◆ **Problem to work on**:
Give every entry again, word for word.

◆ **Record extracts**:
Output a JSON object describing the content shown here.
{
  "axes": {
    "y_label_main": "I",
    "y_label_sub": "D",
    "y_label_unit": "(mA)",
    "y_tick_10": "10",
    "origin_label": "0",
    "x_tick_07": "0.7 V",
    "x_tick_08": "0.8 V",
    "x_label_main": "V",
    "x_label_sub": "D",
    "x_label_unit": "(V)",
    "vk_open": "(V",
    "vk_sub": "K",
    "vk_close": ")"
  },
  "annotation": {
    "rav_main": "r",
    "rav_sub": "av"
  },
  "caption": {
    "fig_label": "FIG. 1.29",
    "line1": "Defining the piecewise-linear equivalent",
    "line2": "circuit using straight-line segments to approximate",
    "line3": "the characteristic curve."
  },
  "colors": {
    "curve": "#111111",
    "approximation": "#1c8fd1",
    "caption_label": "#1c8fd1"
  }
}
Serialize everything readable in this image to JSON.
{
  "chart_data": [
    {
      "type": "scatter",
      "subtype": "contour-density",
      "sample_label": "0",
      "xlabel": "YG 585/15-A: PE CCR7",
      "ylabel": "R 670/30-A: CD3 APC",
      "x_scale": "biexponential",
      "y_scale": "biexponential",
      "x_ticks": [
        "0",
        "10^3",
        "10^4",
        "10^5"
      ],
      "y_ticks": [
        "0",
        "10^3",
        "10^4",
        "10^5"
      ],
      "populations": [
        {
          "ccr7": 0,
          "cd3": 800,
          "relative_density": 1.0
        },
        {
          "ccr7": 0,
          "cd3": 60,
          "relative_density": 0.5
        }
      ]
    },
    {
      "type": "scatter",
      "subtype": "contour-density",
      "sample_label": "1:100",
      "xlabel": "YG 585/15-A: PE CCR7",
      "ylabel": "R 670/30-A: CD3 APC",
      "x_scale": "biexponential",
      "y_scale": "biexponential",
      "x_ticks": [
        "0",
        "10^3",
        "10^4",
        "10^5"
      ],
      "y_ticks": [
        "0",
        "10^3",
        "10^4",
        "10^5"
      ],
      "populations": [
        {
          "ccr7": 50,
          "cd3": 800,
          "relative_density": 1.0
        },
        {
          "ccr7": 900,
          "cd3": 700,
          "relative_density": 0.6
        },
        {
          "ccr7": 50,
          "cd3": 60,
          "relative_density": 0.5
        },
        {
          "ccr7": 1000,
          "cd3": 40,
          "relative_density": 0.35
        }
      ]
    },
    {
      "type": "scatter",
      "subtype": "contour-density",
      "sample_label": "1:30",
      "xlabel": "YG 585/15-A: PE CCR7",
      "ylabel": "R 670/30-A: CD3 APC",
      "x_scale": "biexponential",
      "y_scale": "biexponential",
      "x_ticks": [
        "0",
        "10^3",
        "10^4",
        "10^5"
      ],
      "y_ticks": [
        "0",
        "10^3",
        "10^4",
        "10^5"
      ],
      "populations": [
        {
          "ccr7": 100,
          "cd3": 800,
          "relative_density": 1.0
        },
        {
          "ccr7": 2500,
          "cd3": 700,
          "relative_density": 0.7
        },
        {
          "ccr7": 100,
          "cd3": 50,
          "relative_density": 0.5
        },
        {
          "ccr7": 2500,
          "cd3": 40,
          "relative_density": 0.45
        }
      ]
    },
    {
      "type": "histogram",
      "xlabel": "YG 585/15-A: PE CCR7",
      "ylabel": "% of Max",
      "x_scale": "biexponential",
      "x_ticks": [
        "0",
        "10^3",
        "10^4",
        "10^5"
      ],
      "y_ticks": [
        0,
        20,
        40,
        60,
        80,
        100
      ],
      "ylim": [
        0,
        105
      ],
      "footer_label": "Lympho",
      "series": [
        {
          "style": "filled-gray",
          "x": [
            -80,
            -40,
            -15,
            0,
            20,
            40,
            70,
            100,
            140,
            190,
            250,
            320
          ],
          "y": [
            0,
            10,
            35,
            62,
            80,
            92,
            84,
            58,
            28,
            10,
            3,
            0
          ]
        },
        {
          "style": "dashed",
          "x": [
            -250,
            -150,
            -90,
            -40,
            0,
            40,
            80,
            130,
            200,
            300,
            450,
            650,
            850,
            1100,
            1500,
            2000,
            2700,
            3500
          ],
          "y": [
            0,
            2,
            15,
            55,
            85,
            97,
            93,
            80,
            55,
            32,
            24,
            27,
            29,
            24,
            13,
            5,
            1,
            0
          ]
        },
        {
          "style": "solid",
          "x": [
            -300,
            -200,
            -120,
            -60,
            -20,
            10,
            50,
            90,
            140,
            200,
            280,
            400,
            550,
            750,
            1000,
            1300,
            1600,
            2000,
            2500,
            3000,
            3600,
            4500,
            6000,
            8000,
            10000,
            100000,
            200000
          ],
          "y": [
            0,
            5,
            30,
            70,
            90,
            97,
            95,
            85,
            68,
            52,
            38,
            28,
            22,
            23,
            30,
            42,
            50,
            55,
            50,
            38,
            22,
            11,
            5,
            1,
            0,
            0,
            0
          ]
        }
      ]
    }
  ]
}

◆ **The reply**:
Output a JSON object describing the content shown here.
{
  "axes": {
    "y_label_main": "I",
    "y_label_sub": "D",
    "y_label_unit": "(mA)",
    "y_tick_10": "10",
    "origin_label": "0",
    "x_tick_07": "0.7 V",
    "x_tick_08": "0.8 V",
    "x_label_main": "V",
    "x_label_sub": "D",
    "x_label_unit": "(V)",
    "vk_open": "(V",
    "vk_sub": "K",
    "vk_close": ")"
  },
  "annotation": {
    "rav_main": "r",
    "rav_sub": "av"
  },
  "caption": {
    "fig_label": "FIG. 1.29",
    "line1": "Defining the piecewise-linear equivalent",
    "line2": "circuit using straight-line segments to approximate",
    "line3": "the characteristic curve."
  },
  "colors": {
    "curve": "#111111",
    "approximation": "#1c8fd1",
    "caption_label": "#1c8fd1"
  }
}
Serialize everything readable in this image to JSON.
{
  "chart_data": [
    {
      "type": "scatter",
      "subtype": "contour-density",
      "sample_label": "0",
      "xlabel": "YG 585/15-A: PE CCR7",
      "ylabel": "R 670/30-A: CD3 APC",
      "x_scale": "biexponential",
      "y_scale": "biexponential",
      "x_ticks": [
        "0",
        "10^3",
        "10^4",
        "10^5"
      ],
      "y_ticks": [
        "0",
        "10^3",
        "10^4",
        "10^5"
      ],
      "populations": [
        {
          "ccr7": 0,
          "cd3": 800,
          "relative_density": 1.0
        },
        {
          "ccr7": 0,
          "cd3": 60,
          "relative_density": 0.5
        }
      ]
    },
    {
      "type": "scatter",
      "subtype": "contour-density",
      "sample_label": "1:100",
      "xlabel": "YG 585/15-A: PE CCR7",
      "ylabel": "R 670/30-A: CD3 APC",
      "x_scale": "biexponential",
      "y_scale": "biexponential",
      "x_ticks": [
        "0",
        "10^3",
        "10^4",
        "10^5"
      ],
      "y_ticks": [
        "0",
        "10^3",
        "10^4",
        "10^5"
      ],
      "populations": [
        {
          "ccr7": 50,
          "cd3": 800,
          "relative_density": 1.0
        },
        {
          "ccr7": 900,
          "cd3": 700,
          "relative_density": 0.6
        },
        {
          "ccr7": 50,
          "cd3": 60,
          "relative_density": 0.5
        },
        {
          "ccr7": 1000,
          "cd3": 40,
          "relative_density": 0.35
        }
      ]
    },
    {
      "type": "scatter",
      "subtype": "contour-density",
      "sample_label": "1:30",
      "xlabel": "YG 585/15-A: PE CCR7",
      "ylabel": "R 670/30-A: CD3 APC",
      "x_scale": "biexponential",
      "y_scale": "biexponential",
      "x_ticks": [
        "0",
        "10^3",
        "10^4",
        "10^5"
      ],
      "y_ticks": [
        "0",
        "10^3",
        "10^4",
        "10^5"
      ],
      "populations": [
        {
          "ccr7": 100,
          "cd3": 800,
          "relative_density": 1.0
        },
        {
          "ccr7": 2500,
          "cd3": 700,
          "relative_density": 0.7
        },
        {
          "ccr7": 100,
          "cd3": 50,
          "relative_density": 0.5
        },
        {
          "ccr7": 2500,
          "cd3": 40,
          "relative_density": 0.45
        }
      ]
    },
    {
      "type": "histogram",
      "xlabel": "YG 585/15-A: PE CCR7",
      "ylabel": "% of Max",
      "x_scale": "biexponential",
      "x_ticks": [
        "0",
        "10^3",
        "10^4",
        "10^5"
      ],
      "y_ticks": [
        0,
        20,
        40,
        60,
        80,
        100
      ],
      "ylim": [
        0,
        105
      ],
      "footer_label": "Lympho",
      "series": [
        {
          "style": "filled-gray",
          "x": [
            -80,
            -40,
            -15,
            0,
            20,
            40,
            70,
            100,
            140,
            190,
            250,
            320
          ],
          "y": [
            0,
            10,
            35,
            62,
            80,
            92,
            84,
            58,
            28,
            10,
            3,
            0
          ]
        },
        {
          "style": "dashed",
          "x": [
            -250,
            -150,
            -90,
            -40,
            0,
            40,
            80,
            130,
            200,
            300,
            450,
            650,
            850,
            1100,
            1500,
            2000,
            2700,
            3500
          ],
          "y": [
            0,
            2,
            15,
            55,
            85,
            97,
            93,
            80,
            55,
            32,
            24,
            27,
            29,
            24,
            13,
            5,
            1,
            0
          ]
        },
        {
          "style": "solid",
          "x": [
            -300,
            -200,
            -120,
            -60,
            -20,
            10,
            50,
            90,
            140,
            200,
            280,
            400,
            550,
            750,
            1000,
            1300,
            1600,
            2000,
            2500,
            3000,
            3600,
            4500,
            6000,
            8000,
            10000,
            100000,
            200000
          ],
          "y": [
            0,
            5,
            30,
            70,
            90,
            97,
            95,
            85,
            68,
            52,
            38,
            28,
            22,
            23,
            30,
            42,
            50,
            55,
            50,
            38,
            22,
            11,
            5,
            1,
            0,
            0,
            0
          ]
        }
      ]
    }
  ]
}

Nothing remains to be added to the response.